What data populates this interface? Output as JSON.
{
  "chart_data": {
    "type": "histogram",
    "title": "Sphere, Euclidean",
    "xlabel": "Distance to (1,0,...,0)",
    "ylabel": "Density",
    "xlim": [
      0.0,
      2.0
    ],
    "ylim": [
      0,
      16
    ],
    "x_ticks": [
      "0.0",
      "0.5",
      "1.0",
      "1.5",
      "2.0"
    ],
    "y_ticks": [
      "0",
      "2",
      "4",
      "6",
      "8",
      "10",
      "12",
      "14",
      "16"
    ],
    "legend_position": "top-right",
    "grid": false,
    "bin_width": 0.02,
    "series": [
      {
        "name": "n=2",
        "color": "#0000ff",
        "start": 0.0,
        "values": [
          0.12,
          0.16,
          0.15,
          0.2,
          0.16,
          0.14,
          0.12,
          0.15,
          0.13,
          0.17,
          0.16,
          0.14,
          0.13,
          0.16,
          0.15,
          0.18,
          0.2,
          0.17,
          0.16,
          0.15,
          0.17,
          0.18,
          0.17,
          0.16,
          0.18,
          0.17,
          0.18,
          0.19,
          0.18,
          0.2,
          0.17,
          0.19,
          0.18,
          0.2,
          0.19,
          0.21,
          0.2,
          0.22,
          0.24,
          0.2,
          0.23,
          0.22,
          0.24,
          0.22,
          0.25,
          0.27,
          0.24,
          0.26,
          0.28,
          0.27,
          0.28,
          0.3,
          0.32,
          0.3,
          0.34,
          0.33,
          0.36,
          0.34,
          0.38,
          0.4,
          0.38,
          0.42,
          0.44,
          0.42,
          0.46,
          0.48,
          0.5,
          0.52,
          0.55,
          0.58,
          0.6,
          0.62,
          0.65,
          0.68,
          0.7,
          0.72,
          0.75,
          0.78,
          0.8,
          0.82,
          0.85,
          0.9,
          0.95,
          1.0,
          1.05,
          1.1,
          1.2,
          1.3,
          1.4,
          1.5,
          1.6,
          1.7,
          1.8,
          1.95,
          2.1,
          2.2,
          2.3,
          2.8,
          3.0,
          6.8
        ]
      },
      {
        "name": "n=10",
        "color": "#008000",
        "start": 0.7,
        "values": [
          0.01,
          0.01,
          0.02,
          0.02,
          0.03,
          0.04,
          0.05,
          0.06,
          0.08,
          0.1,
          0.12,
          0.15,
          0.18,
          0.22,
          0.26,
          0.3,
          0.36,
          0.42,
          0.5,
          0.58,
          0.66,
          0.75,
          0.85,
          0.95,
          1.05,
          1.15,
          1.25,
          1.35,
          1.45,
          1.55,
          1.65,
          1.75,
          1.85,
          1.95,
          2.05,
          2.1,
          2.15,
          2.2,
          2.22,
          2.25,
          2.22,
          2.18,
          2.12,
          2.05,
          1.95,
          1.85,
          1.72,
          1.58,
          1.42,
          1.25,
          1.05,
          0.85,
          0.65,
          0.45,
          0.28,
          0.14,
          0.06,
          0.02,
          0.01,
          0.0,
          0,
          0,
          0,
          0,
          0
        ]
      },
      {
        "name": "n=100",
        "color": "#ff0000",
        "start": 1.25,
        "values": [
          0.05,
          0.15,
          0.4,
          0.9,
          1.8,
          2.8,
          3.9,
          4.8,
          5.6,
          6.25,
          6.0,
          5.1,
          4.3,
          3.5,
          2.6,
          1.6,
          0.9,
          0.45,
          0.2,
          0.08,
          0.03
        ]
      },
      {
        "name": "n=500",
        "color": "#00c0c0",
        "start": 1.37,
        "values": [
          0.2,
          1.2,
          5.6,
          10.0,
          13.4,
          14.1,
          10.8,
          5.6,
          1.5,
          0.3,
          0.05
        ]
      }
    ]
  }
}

--- Objective ---
Output all preceding records character for character.

--- Expected answer ---
What data populates this interface? Output as JSON.
{
  "chart_data": {
    "type": "histogram",
    "title": "Sphere, Euclidean",
    "xlabel": "Distance to (1,0,...,0)",
    "ylabel": "Density",
    "xlim": [
      0.0,
      2.0
    ],
    "ylim": [
      0,
      16
    ],
    "x_ticks": [
      "0.0",
      "0.5",
      "1.0",
      "1.5",
      "2.0"
    ],
    "y_ticks": [
      "0",
      "2",
      "4",
      "6",
      "8",
      "10",
      "12",
      "14",
      "16"
    ],
    "legend_position": "top-right",
    "grid": false,
    "bin_width": 0.02,
    "series": [
      {
        "name": "n=2",
        "color": "#0000ff",
        "start": 0.0,
        "values": [
          0.12,
          0.16,
          0.15,
          0.2,
          0.16,
          0.14,
          0.12,
          0.15,
          0.13,
          0.17,
          0.16,
          0.14,
          0.13,
          0.16,
          0.15,
          0.18,
          0.2,
          0.17,
          0.16,
          0.15,
          0.17,
          0.18,
          0.17,
          0.16,
          0.18,
          0.17,
          0.18,
          0.19,
          0.18,
          0.2,
          0.17,
          0.19,
          0.18,
          0.2,
          0.19,
          0.21,
          0.2,
          0.22,
          0.24,
          0.2,
          0.23,
          0.22,
          0.24,
          0.22,
          0.25,
          0.27,
          0.24,
          0.26,
          0.28,
          0.27,
          0.28,
          0.3,
          0.32,
          0.3,
          0.34,
          0.33,
          0.36,
          0.34,
          0.38,
          0.4,
          0.38,
          0.42,
          0.44,
          0.42,
          0.46,
          0.48,
          0.5,
          0.52,
          0.55,
          0.58,
          0.6,
          0.62,
          0.65,
          0.68,
          0.7,
          0.72,
          0.75,
          0.78,
          0.8,
          0.82,
          0.85,
          0.9,
          0.95,
          1.0,
          1.05,
          1.1,
          1.2,
          1.3,
          1.4,
          1.5,
          1.6,
          1.7,
          1.8,
          1.95,
          2.1,
          2.2,
          2.3,
          2.8,
          3.0,
          6.8
        ]
      },
      {
        "name": "n=10",
        "color": "#008000",
        "start": 0.7,
        "values": [
          0.01,
          0.01,
          0.02,
          0.02,
          0.03,
          0.04,
          0.05,
          0.06,
          0.08,
          0.1,
          0.12,
          0.15,
          0.18,
          0.22,
          0.26,
          0.3,
          0.36,
          0.42,
          0.5,
          0.58,
          0.66,
          0.75,
          0.85,
          0.95,
          1.05,
          1.15,
          1.25,
          1.35,
          1.45,
          1.55,
          1.65,
          1.75,
          1.85,
          1.95,
          2.05,
          2.1,
          2.15,
          2.2,
          2.22,
          2.25,
          2.22,
          2.18,
          2.12,
          2.05,
          1.95,
          1.85,
          1.72,
          1.58,
          1.42,
          1.25,
          1.05,
          0.85,
          0.65,
          0.45,
          0.28,
          0.14,
          0.06,
          0.02,
          0.01,
          0.0,
          0,
          0,
          0,
          0,
          0
        ]
      },
      {
        "name": "n=100",
        "color": "#ff0000",
        "start": 1.25,
        "values": [
          0.05,
          0.15,
          0.4,
          0.9,
          1.8,
          2.8,
          3.9,
          4.8,
          5.6,
          6.25,
          6.0,
          5.1,
          4.3,
          3.5,
          2.6,
          1.6,
          0.9,
          0.45,
          0.2,
          0.08,
          0.03
        ]
      },
      {
        "name": "n=500",
        "color": "#00c0c0",
        "start": 1.37,
        "values": [
          0.2,
          1.2,
          5.6,
          10.0,
          13.4,
          14.1,
          10.8,
          5.6,
          1.5,
          0.3,
          0.05
        ]
      }
    ]
  }
}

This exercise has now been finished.